- Task requirements: Identify the lines that include the word "title", then copy all of them.
--- start Dataset records ---
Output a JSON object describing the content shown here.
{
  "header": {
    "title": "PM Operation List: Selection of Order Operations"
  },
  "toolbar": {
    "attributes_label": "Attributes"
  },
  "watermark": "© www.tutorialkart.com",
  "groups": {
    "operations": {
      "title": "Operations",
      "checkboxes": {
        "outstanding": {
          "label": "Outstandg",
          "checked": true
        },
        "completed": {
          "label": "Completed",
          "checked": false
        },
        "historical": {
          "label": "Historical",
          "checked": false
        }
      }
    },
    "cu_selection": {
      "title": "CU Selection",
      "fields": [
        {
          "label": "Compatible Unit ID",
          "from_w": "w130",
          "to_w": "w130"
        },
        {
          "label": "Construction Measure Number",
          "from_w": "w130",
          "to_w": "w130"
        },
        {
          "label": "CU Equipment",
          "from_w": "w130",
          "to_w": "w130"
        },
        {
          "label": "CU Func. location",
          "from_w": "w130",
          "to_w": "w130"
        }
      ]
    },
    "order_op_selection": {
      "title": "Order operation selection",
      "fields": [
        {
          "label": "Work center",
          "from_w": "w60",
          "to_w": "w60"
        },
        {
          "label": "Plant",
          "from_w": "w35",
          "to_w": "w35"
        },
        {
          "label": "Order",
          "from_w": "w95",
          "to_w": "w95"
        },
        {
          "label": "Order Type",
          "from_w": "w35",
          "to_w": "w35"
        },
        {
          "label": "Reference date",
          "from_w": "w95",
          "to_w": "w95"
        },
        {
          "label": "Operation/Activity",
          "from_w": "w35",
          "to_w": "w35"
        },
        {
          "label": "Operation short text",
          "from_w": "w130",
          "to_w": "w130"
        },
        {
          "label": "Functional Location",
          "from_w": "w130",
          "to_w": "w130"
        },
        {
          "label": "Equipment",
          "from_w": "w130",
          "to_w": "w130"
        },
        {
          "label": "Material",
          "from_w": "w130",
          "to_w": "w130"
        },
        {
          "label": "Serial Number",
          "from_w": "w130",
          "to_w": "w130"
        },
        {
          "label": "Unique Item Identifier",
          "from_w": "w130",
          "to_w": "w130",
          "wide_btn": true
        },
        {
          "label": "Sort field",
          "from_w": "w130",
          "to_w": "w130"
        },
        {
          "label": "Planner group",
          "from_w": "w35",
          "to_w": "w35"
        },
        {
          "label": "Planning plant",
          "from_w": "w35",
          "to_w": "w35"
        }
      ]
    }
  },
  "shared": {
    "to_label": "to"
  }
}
--- end Dataset records ---
- Written solution:
    "title": "PM Operation List: Selection of Order Operations"
      "title": "Operations",
      "title": "CU Selection",
      "title": "Order operation selection",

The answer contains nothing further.